→ **STATED PROBLEM**:
Transcribe all of the records word for word, but omit the pictures.
:: DATA TO PROCESS
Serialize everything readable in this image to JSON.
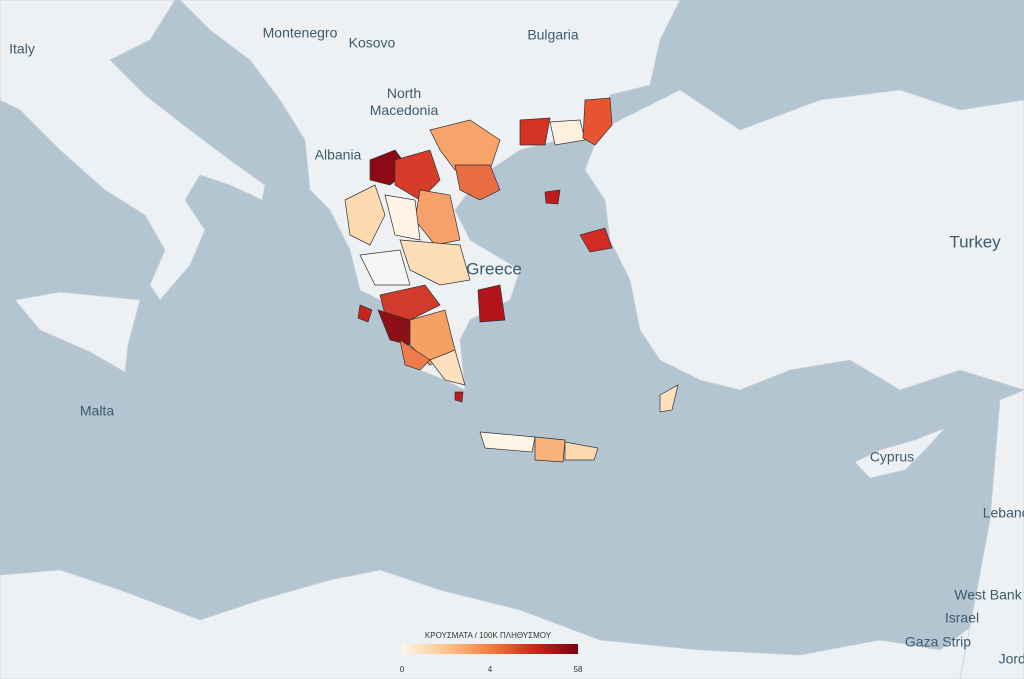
{
  "labels": {
    "italy": "Italy",
    "montenegro": "Montenegro",
    "kosovo": "Kosovo",
    "bulgaria": "Bulgaria",
    "north_macedonia": [
      "North",
      "Macedonia"
    ],
    "albania": "Albania",
    "greece": "Greece",
    "turkey": "Turkey",
    "malta": "Malta",
    "cyprus": "Cyprus",
    "lebanon": "Lebanon",
    "west_bank": "West Bank",
    "israel": "Israel",
    "gaza_strip": "Gaza Strip",
    "jordan": "Jordan"
  },
  "legend": {
    "title": "ΚΡΟΥΣΜΑΤΑ / 100K ΠΛΗΘΥΣΜΟΥ",
    "ticks": [
      0,
      4,
      58
    ],
    "colors": [
      "#fff5e6",
      "#fdc48e",
      "#f0803c",
      "#c9281c",
      "#7a0010"
    ]
  }
}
::::
→ **RESPONSE TO THIS TASK**:
Serialize everything readable in this image to JSON.
{
  "labels": {
    "italy": "Italy",
    "montenegro": "Montenegro",
    "kosovo": "Kosovo",
    "bulgaria": "Bulgaria",
    "north_macedonia": [
      "North",
      "Macedonia"
    ],
    "albania": "Albania",
    "greece": "Greece",
    "turkey": "Turkey",
    "malta": "Malta",
    "cyprus": "Cyprus",
    "lebanon": "Lebanon",
    "west_bank": "West Bank",
    "israel": "Israel",
    "gaza_strip": "Gaza Strip",
    "jordan": "Jordan"
  },
  "legend": {
    "title": "ΚΡΟΥΣΜΑΤΑ / 100K ΠΛΗΘΥΣΜΟΥ",
    "ticks": [
      0,
      4,
      58
    ],
    "colors": [
      "#fff5e6",
      "#fdc48e",
      "#f0803c",
      "#c9281c",
      "#7a0010"
    ]
  }
}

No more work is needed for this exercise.